**Aim:** Write the data out again exactly, with no pictures.

**Data provided:**
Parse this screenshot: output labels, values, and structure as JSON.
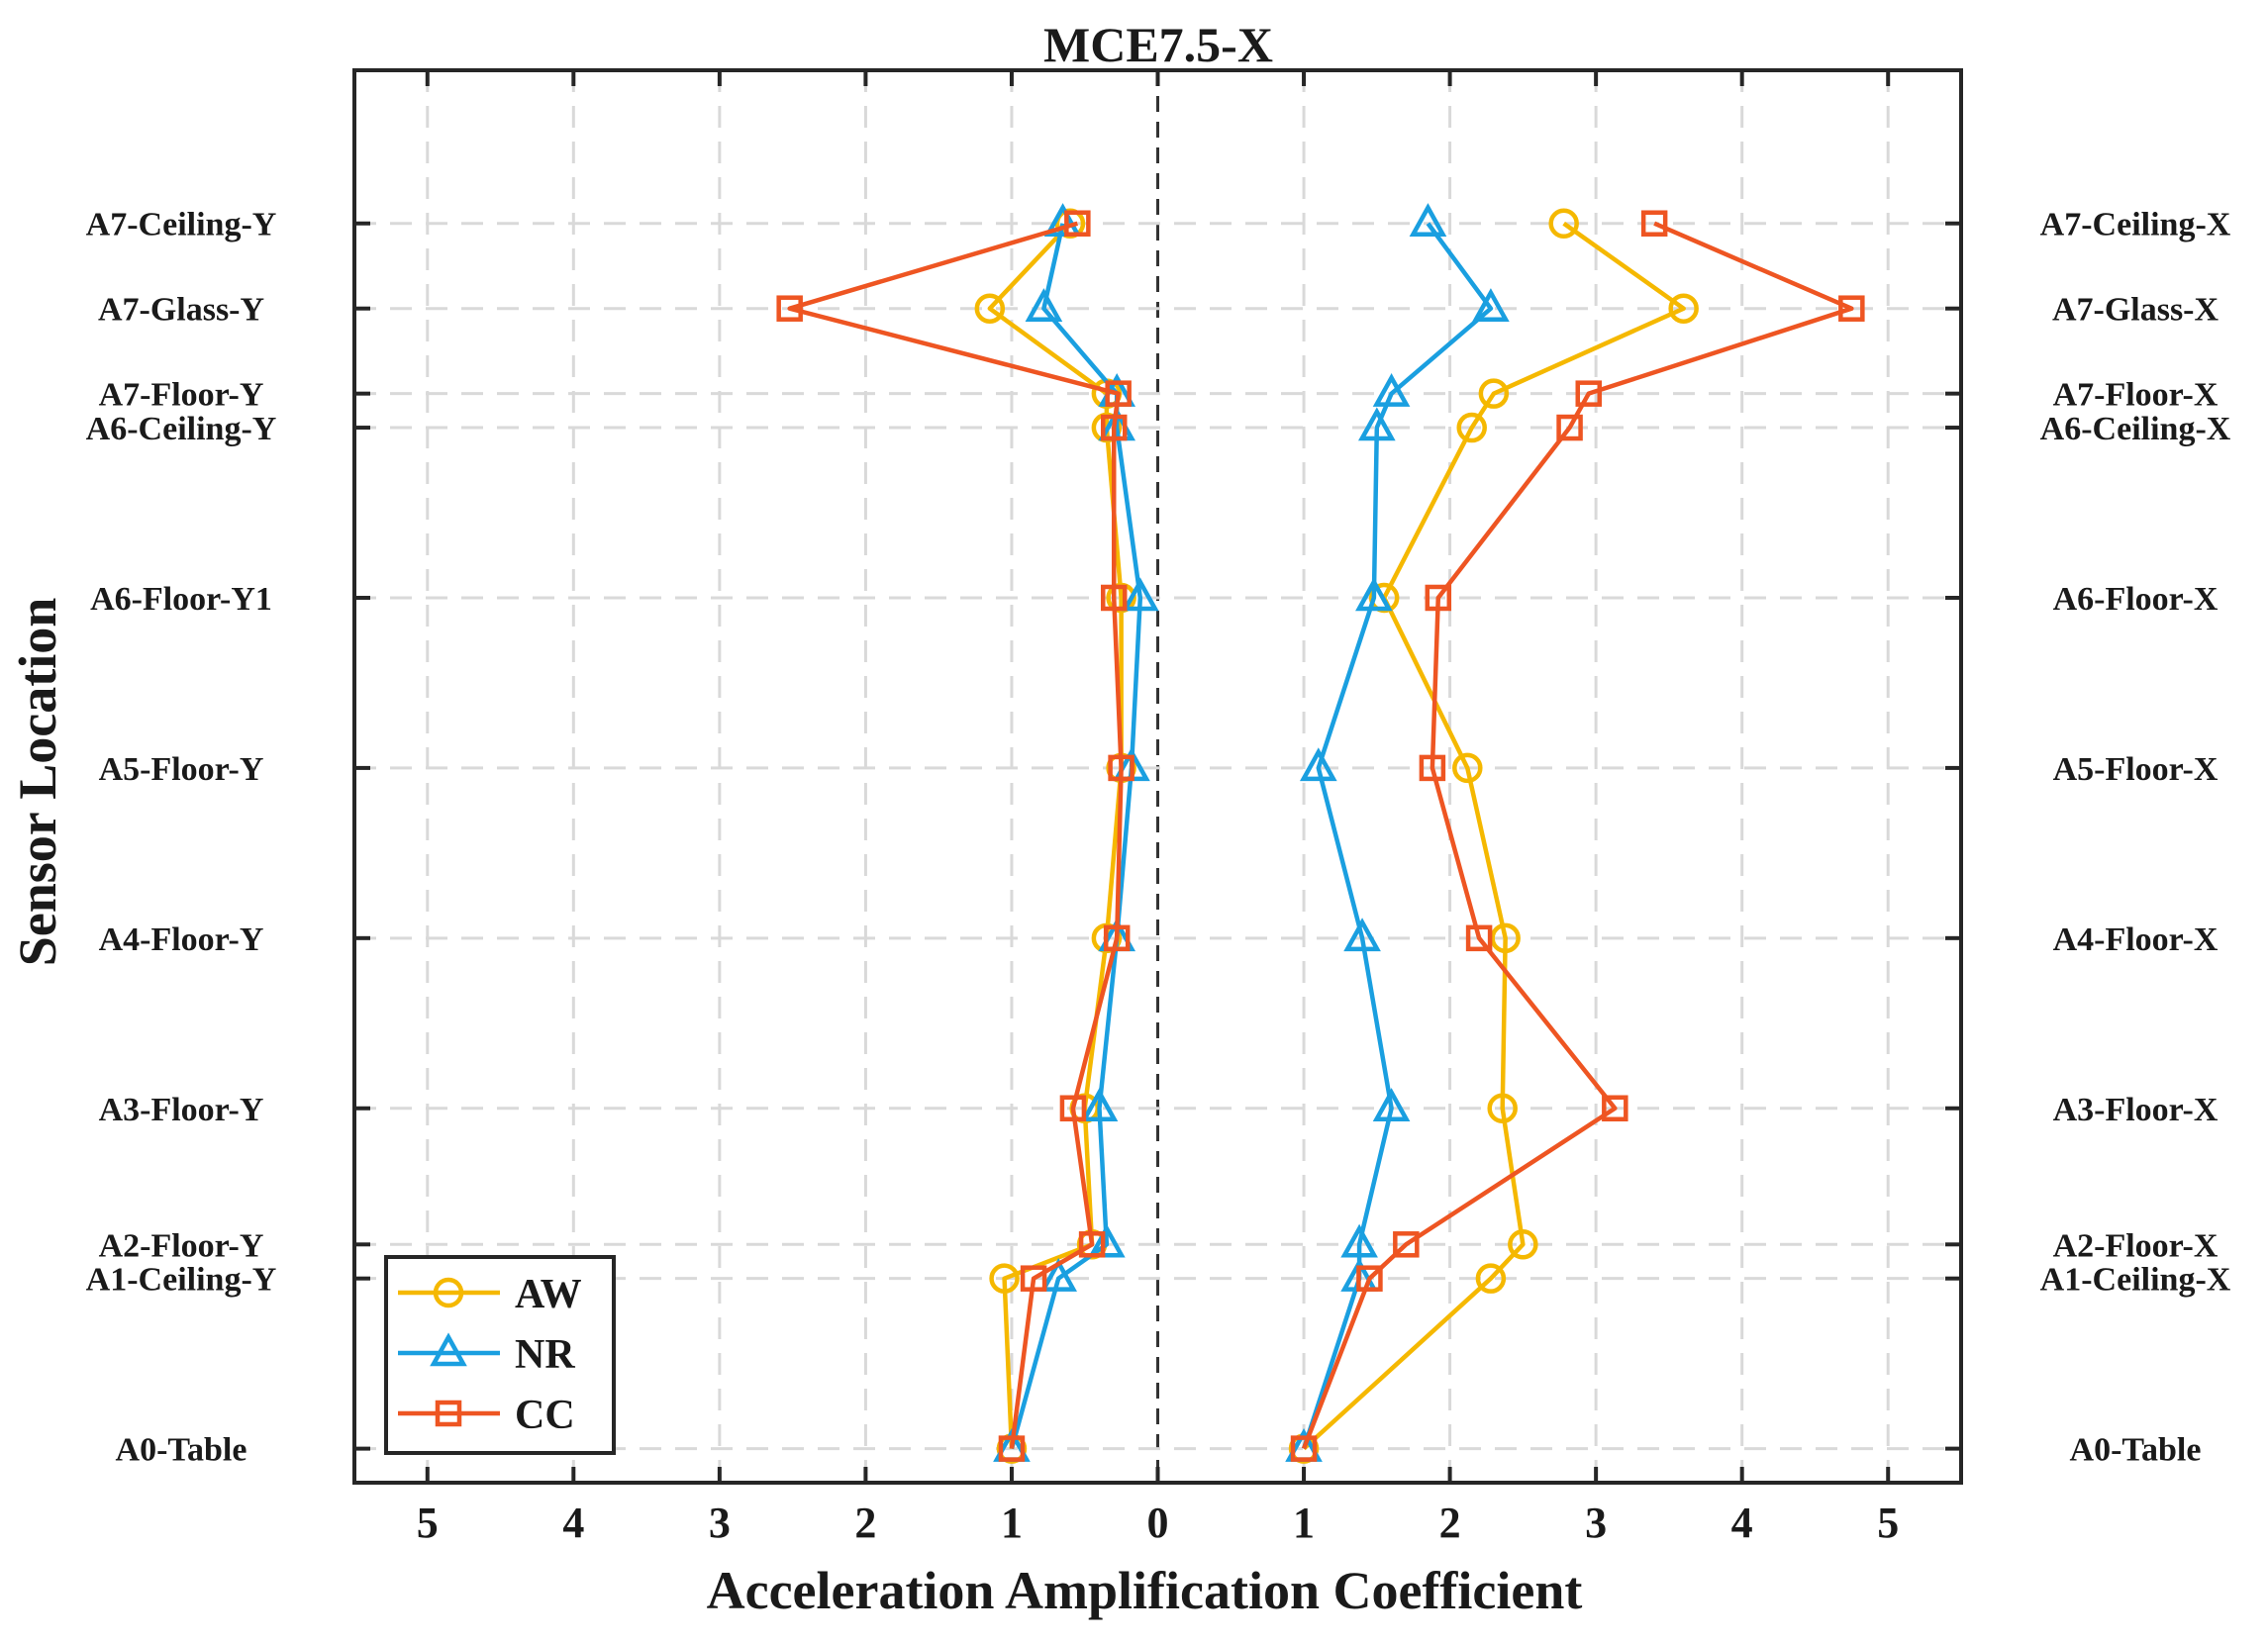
{
  "chart_data": {
    "type": "line",
    "title": "MCE7.5-X",
    "xlabel": "Acceleration Amplification Coefficient",
    "ylabel": "Sensor Location",
    "xlim": [
      -5.5,
      5.5
    ],
    "x_ticks": [
      -5,
      -4,
      -3,
      -2,
      -1,
      0,
      1,
      2,
      3,
      4,
      5
    ],
    "x_tick_labels": [
      "5",
      "4",
      "3",
      "2",
      "1",
      "0",
      "1",
      "2",
      "3",
      "4",
      "5"
    ],
    "ylim": [
      -0.2,
      8.1
    ],
    "y_levels": [
      0,
      1,
      1.2,
      2,
      3,
      4,
      5,
      6,
      6.2,
      6.7,
      7.2
    ],
    "left_labels": [
      "A0-Table",
      "A1-Ceiling-Y",
      "A2-Floor-Y",
      "A3-Floor-Y",
      "A4-Floor-Y",
      "A5-Floor-Y",
      "A6-Floor-Y1",
      "A6-Ceiling-Y",
      "A7-Floor-Y",
      "A7-Glass-Y",
      "A7-Ceiling-Y"
    ],
    "right_labels": [
      "A0-Table",
      "A1-Ceiling-X",
      "A2-Floor-X",
      "A3-Floor-X",
      "A4-Floor-X",
      "A5-Floor-X",
      "A6-Floor-X",
      "A6-Ceiling-X",
      "A7-Floor-X",
      "A7-Glass-X",
      "A7-Ceiling-X"
    ],
    "legend_position": "bottom-left",
    "series": [
      {
        "name": "AW",
        "color": "#f5b800",
        "marker": "circle",
        "y_direction": [
          1.0,
          1.05,
          0.45,
          0.5,
          0.35,
          0.25,
          0.25,
          0.35,
          0.35,
          1.15,
          0.6
        ],
        "x_direction": [
          1.0,
          2.28,
          2.5,
          2.36,
          2.38,
          2.12,
          1.55,
          2.15,
          2.3,
          3.6,
          2.78
        ]
      },
      {
        "name": "NR",
        "color": "#1a9fe0",
        "marker": "triangle",
        "y_direction": [
          1.0,
          0.68,
          0.35,
          0.4,
          0.28,
          0.18,
          0.12,
          0.28,
          0.28,
          0.78,
          0.65
        ],
        "x_direction": [
          1.0,
          1.38,
          1.38,
          1.6,
          1.4,
          1.1,
          1.48,
          1.5,
          1.6,
          2.28,
          1.85
        ]
      },
      {
        "name": "CC",
        "color": "#ee5522",
        "marker": "square",
        "y_direction": [
          1.0,
          0.85,
          0.45,
          0.58,
          0.28,
          0.25,
          0.3,
          0.3,
          0.27,
          2.52,
          0.55
        ],
        "x_direction": [
          1.0,
          1.45,
          1.7,
          3.13,
          2.2,
          1.88,
          1.92,
          2.82,
          2.95,
          4.75,
          3.4
        ]
      }
    ]
  }
}
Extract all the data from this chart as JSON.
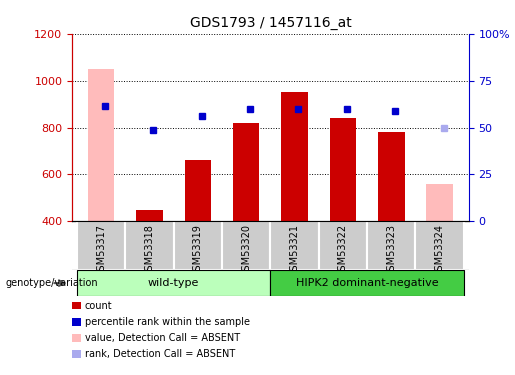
{
  "title": "GDS1793 / 1457116_at",
  "samples": [
    "GSM53317",
    "GSM53318",
    "GSM53319",
    "GSM53320",
    "GSM53321",
    "GSM53322",
    "GSM53323",
    "GSM53324"
  ],
  "bar_values": [
    null,
    450,
    660,
    820,
    950,
    840,
    780,
    null
  ],
  "absent_values": [
    1050,
    null,
    null,
    null,
    null,
    null,
    null,
    560
  ],
  "absent_color": "#ffbbbb",
  "bar_color": "#cc0000",
  "percentile_values": [
    890,
    790,
    850,
    880,
    880,
    880,
    870,
    null
  ],
  "percentile_absent_values": [
    null,
    null,
    null,
    null,
    null,
    null,
    null,
    800
  ],
  "percentile_color": "#0000cc",
  "percentile_absent_color": "#aaaaee",
  "ylim_left": [
    400,
    1200
  ],
  "ylim_right": [
    0,
    100
  ],
  "yticks_left": [
    400,
    600,
    800,
    1000,
    1200
  ],
  "yticks_right": [
    0,
    25,
    50,
    75,
    100
  ],
  "ytick_labels_right": [
    "0",
    "25",
    "50",
    "75",
    "100%"
  ],
  "groups": [
    {
      "label": "wild-type",
      "start": 0,
      "end": 3,
      "color": "#bbffbb"
    },
    {
      "label": "HIPK2 dominant-negative",
      "start": 4,
      "end": 7,
      "color": "#44cc44"
    }
  ],
  "genotype_label": "genotype/variation",
  "legend_items": [
    {
      "label": "count",
      "color": "#cc0000"
    },
    {
      "label": "percentile rank within the sample",
      "color": "#0000cc"
    },
    {
      "label": "value, Detection Call = ABSENT",
      "color": "#ffbbbb"
    },
    {
      "label": "rank, Detection Call = ABSENT",
      "color": "#aaaaee"
    }
  ],
  "bar_width": 0.55,
  "baseline": 400,
  "left_axis_color": "#cc0000",
  "right_axis_color": "#0000cc",
  "sample_box_color": "#cccccc",
  "plot_bg_color": "#ffffff"
}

**Exercise answer:**
Parse this screenshot: output labels, values, and structure as JSON.
{
  "chart_data": {
    "type": "line",
    "title": "MCE7.5-X",
    "xlabel": "Acceleration Amplification Coefficient",
    "ylabel": "Sensor Location",
    "xlim": [
      -5.5,
      5.5
    ],
    "x_ticks": [
      -5,
      -4,
      -3,
      -2,
      -1,
      0,
      1,
      2,
      3,
      4,
      5
    ],
    "x_tick_labels": [
      "5",
      "4",
      "3",
      "2",
      "1",
      "0",
      "1",
      "2",
      "3",
      "4",
      "5"
    ],
    "ylim": [
      -0.2,
      8.1
    ],
    "y_levels": [
      0,
      1,
      1.2,
      2,
      3,
      4,
      5,
      6,
      6.2,
      6.7,
      7.2
    ],
    "left_labels": [
      "A0-Table",
      "A1-Ceiling-Y",
      "A2-Floor-Y",
      "A3-Floor-Y",
      "A4-Floor-Y",
      "A5-Floor-Y",
      "A6-Floor-Y1",
      "A6-Ceiling-Y",
      "A7-Floor-Y",
      "A7-Glass-Y",
      "A7-Ceiling-Y"
    ],
    "right_labels": [
      "A0-Table",
      "A1-Ceiling-X",
      "A2-Floor-X",
      "A3-Floor-X",
      "A4-Floor-X",
      "A5-Floor-X",
      "A6-Floor-X",
      "A6-Ceiling-X",
      "A7-Floor-X",
      "A7-Glass-X",
      "A7-Ceiling-X"
    ],
    "legend_position": "bottom-left",
    "series": [
      {
        "name": "AW",
        "color": "#f5b800",
        "marker": "circle",
        "y_direction": [
          1.0,
          1.05,
          0.45,
          0.5,
          0.35,
          0.25,
          0.25,
          0.35,
          0.35,
          1.15,
          0.6
        ],
        "x_direction": [
          1.0,
          2.28,
          2.5,
          2.36,
          2.38,
          2.12,
          1.55,
          2.15,
          2.3,
          3.6,
          2.78
        ]
      },
      {
        "name": "NR",
        "color": "#1a9fe0",
        "marker": "triangle",
        "y_direction": [
          1.0,
          0.68,
          0.35,
          0.4,
          0.28,
          0.18,
          0.12,
          0.28,
          0.28,
          0.78,
          0.65
        ],
        "x_direction": [
          1.0,
          1.38,
          1.38,
          1.6,
          1.4,
          1.1,
          1.48,
          1.5,
          1.6,
          2.28,
          1.85
        ]
      },
      {
        "name": "CC",
        "color": "#ee5522",
        "marker": "square",
        "y_direction": [
          1.0,
          0.85,
          0.45,
          0.58,
          0.28,
          0.25,
          0.3,
          0.3,
          0.27,
          2.52,
          0.55
        ],
        "x_direction": [
          1.0,
          1.45,
          1.7,
          3.13,
          2.2,
          1.88,
          1.92,
          2.82,
          2.95,
          4.75,
          3.4
        ]
      }
    ]
  }
}
Extract all the data from this chart as JSON.
{
  "title": "GDS1793 / 1457116_at",
  "samples": [
    "GSM53317",
    "GSM53318",
    "GSM53319",
    "GSM53320",
    "GSM53321",
    "GSM53322",
    "GSM53323",
    "GSM53324"
  ],
  "bar_values": [
    null,
    450,
    660,
    820,
    950,
    840,
    780,
    null
  ],
  "absent_values": [
    1050,
    null,
    null,
    null,
    null,
    null,
    null,
    560
  ],
  "absent_color": "#ffbbbb",
  "bar_color": "#cc0000",
  "percentile_values": [
    890,
    790,
    850,
    880,
    880,
    880,
    870,
    null
  ],
  "percentile_absent_values": [
    null,
    null,
    null,
    null,
    null,
    null,
    null,
    800
  ],
  "percentile_color": "#0000cc",
  "percentile_absent_color": "#aaaaee",
  "ylim_left": [
    400,
    1200
  ],
  "ylim_right": [
    0,
    100
  ],
  "yticks_left": [
    400,
    600,
    800,
    1000,
    1200
  ],
  "yticks_right": [
    0,
    25,
    50,
    75,
    100
  ],
  "ytick_labels_right": [
    "0",
    "25",
    "50",
    "75",
    "100%"
  ],
  "groups": [
    {
      "label": "wild-type",
      "start": 0,
      "end": 3,
      "color": "#bbffbb"
    },
    {
      "label": "HIPK2 dominant-negative",
      "start": 4,
      "end": 7,
      "color": "#44cc44"
    }
  ],
  "genotype_label": "genotype/variation",
  "legend_items": [
    {
      "label": "count",
      "color": "#cc0000"
    },
    {
      "label": "percentile rank within the sample",
      "color": "#0000cc"
    },
    {
      "label": "value, Detection Call = ABSENT",
      "color": "#ffbbbb"
    },
    {
      "label": "rank, Detection Call = ABSENT",
      "color": "#aaaaee"
    }
  ],
  "bar_width": 0.55,
  "baseline": 400,
  "left_axis_color": "#cc0000",
  "right_axis_color": "#0000cc",
  "sample_box_color": "#cccccc",
  "plot_bg_color": "#ffffff"
}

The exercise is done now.